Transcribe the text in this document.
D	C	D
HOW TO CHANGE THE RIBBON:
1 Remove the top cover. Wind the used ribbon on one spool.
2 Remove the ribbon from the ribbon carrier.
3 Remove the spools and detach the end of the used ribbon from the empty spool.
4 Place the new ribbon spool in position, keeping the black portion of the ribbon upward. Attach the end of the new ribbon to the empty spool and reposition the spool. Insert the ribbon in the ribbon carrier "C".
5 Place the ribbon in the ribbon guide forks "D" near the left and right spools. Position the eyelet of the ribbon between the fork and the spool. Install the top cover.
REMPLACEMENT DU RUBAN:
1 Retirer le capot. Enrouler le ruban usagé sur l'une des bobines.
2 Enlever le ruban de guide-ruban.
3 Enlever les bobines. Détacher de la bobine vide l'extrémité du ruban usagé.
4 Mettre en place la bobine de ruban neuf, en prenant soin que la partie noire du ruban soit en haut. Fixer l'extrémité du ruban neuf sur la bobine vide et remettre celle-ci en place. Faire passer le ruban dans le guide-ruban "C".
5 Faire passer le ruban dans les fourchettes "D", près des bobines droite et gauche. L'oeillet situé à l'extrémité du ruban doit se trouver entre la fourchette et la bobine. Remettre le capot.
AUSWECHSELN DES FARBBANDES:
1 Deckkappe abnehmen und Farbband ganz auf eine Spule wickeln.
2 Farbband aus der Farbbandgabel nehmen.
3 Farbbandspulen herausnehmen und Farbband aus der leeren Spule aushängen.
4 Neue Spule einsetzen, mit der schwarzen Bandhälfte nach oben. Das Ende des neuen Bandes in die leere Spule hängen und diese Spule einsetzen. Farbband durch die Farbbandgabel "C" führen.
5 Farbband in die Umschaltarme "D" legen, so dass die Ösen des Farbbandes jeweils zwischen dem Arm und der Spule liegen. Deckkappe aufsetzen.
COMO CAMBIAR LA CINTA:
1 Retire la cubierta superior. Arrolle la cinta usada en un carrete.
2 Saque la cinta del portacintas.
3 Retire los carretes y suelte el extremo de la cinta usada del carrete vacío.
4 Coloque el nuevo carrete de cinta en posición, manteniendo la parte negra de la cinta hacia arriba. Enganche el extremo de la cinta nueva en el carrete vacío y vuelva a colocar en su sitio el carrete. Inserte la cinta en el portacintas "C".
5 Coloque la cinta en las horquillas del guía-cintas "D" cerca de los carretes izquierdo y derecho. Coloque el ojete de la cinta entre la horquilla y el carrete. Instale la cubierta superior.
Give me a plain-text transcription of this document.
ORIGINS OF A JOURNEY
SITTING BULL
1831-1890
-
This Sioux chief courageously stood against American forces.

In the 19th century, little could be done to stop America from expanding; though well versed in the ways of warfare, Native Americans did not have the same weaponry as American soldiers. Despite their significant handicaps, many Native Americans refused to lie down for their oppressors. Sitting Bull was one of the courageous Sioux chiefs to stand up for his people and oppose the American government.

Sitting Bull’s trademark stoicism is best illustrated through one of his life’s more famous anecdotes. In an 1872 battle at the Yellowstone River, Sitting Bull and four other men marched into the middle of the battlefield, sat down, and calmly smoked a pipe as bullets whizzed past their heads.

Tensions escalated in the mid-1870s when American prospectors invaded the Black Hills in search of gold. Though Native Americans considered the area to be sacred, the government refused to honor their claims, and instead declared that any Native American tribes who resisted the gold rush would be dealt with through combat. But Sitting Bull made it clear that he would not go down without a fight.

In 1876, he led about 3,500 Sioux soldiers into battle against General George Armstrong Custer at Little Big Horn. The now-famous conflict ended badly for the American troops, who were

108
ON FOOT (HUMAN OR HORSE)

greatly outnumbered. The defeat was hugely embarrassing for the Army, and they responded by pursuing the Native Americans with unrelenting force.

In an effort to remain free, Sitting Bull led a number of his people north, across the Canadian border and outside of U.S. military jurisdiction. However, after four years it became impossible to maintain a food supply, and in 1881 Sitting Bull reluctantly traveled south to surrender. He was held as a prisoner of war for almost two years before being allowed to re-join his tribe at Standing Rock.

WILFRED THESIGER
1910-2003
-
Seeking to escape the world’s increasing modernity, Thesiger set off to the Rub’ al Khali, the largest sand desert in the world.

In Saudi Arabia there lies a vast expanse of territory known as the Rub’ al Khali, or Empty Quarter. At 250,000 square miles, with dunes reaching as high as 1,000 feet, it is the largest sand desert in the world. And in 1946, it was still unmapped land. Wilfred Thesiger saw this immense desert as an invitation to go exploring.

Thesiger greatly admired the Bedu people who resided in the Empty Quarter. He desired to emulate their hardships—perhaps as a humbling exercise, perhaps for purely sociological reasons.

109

______________________________

*WHAT THE TASK REQUIRES*. In the material above, show every line where the word "Deckkappe" turns up.

*TASK RESPONSE*.
1 Deckkappe abnehmen und Farbband ganz auf eine Spule wickeln.
5 Farbband in die Umschaltarme "D" legen, so dass die Ösen des Farbbandes jeweils zwischen dem Arm und der Spule liegen. Deckkappe aufsetzen.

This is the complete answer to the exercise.